**WORK TO BE COMPLETED:**
Which lines below hold the word "index"? Report each one.
>> start
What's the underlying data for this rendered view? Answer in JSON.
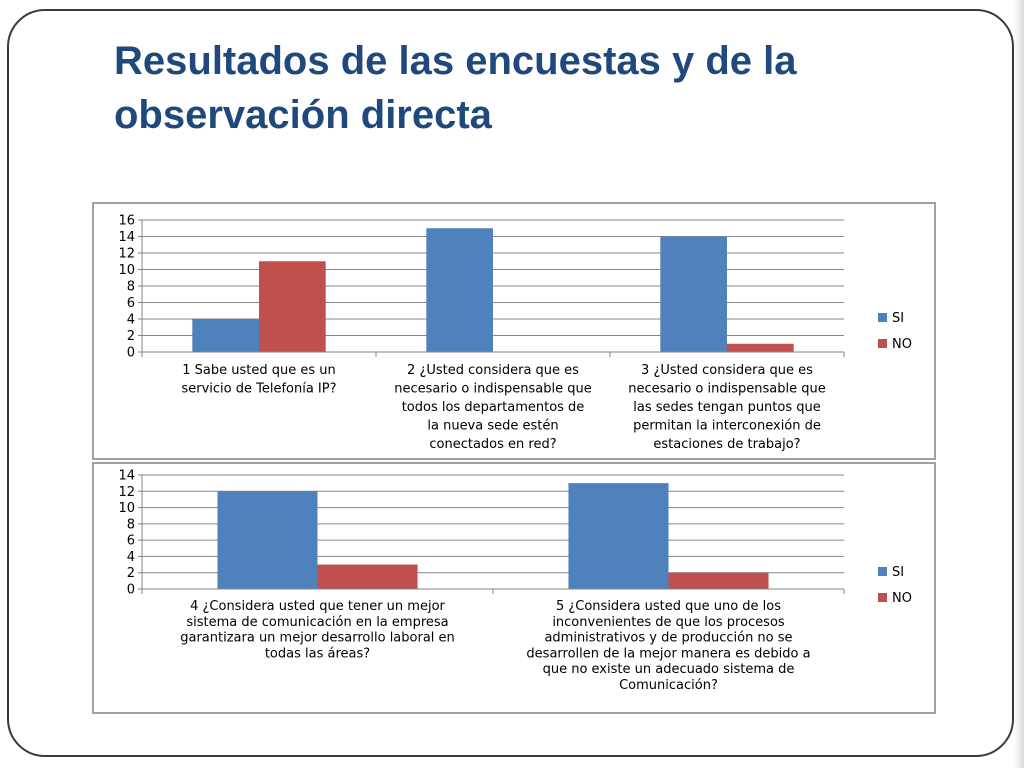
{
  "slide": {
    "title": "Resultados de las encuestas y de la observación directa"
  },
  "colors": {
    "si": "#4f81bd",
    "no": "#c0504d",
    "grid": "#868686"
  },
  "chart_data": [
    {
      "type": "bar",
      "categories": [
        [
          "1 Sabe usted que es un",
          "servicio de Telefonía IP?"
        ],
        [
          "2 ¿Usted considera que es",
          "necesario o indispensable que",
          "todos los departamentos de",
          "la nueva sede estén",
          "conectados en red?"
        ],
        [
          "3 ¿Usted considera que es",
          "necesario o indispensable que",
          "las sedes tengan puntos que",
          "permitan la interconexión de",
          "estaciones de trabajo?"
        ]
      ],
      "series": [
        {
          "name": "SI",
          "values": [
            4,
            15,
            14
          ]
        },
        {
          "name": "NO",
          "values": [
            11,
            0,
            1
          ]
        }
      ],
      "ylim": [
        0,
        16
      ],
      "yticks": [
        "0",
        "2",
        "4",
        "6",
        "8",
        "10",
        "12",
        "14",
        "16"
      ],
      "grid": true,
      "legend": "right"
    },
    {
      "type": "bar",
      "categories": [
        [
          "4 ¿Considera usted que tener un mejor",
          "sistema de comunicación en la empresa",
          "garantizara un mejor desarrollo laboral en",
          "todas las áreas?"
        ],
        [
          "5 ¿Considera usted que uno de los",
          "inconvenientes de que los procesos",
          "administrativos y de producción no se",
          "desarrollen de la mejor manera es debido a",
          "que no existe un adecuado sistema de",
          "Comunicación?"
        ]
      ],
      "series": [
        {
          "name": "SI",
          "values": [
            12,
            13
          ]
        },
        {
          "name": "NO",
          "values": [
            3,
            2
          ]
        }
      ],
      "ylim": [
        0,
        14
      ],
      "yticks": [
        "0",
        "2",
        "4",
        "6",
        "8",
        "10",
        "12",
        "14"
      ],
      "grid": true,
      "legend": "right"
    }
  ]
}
>> end
>> start
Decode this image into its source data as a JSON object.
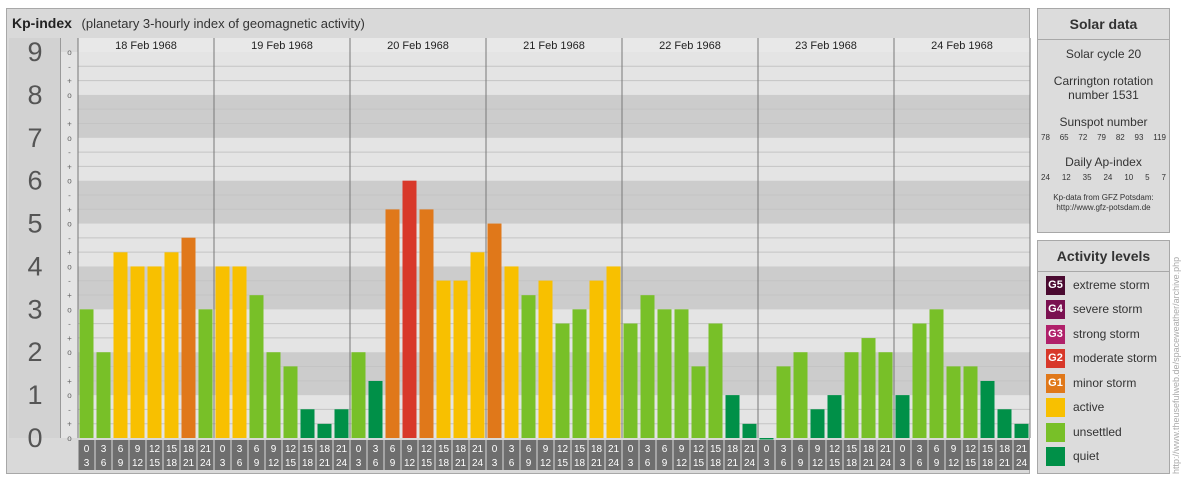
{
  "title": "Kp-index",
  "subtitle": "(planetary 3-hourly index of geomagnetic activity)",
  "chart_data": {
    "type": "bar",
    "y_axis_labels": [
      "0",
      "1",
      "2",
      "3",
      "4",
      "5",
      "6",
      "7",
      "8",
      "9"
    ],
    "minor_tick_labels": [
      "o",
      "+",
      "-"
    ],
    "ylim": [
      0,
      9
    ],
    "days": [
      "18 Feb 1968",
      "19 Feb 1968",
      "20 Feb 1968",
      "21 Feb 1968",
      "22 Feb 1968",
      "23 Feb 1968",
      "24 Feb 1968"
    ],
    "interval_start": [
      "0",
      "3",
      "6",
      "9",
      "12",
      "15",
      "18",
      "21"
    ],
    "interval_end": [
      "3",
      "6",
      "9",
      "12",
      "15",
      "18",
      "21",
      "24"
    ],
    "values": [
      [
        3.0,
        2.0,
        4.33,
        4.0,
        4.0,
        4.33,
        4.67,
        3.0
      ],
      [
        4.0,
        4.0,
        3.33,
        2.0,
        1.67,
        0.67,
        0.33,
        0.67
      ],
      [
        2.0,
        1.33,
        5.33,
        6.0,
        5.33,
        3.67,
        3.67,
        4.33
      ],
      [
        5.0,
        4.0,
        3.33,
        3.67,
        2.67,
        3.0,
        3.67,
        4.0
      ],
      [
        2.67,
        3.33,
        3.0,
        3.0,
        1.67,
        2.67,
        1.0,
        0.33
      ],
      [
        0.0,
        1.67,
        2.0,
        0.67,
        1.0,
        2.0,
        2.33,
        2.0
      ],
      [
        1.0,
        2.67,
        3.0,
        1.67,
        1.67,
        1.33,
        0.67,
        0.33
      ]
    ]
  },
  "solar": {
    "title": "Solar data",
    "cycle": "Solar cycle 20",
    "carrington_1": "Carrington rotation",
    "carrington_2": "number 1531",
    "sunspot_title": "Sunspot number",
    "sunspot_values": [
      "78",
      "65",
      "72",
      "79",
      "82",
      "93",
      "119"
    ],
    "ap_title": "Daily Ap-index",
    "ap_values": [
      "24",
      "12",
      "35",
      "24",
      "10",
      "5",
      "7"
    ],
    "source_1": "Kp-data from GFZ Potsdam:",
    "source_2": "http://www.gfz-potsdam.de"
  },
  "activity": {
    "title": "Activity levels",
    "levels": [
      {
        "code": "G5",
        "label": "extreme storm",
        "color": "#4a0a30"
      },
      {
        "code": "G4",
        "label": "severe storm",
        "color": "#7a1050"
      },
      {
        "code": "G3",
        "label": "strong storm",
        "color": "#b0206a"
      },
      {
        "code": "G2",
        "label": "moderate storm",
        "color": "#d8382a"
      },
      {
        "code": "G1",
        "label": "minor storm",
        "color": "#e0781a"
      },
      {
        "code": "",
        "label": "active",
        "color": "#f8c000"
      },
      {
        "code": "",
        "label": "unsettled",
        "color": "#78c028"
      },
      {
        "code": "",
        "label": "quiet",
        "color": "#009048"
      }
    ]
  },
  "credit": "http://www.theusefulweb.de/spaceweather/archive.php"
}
>> end
**WRITTEN SOLUTION:**
  "title": "Kp-index",
  "subtitle": "(planetary 3-hourly index of geomagnetic activity)",
    "ap_title": "Daily Ap-index",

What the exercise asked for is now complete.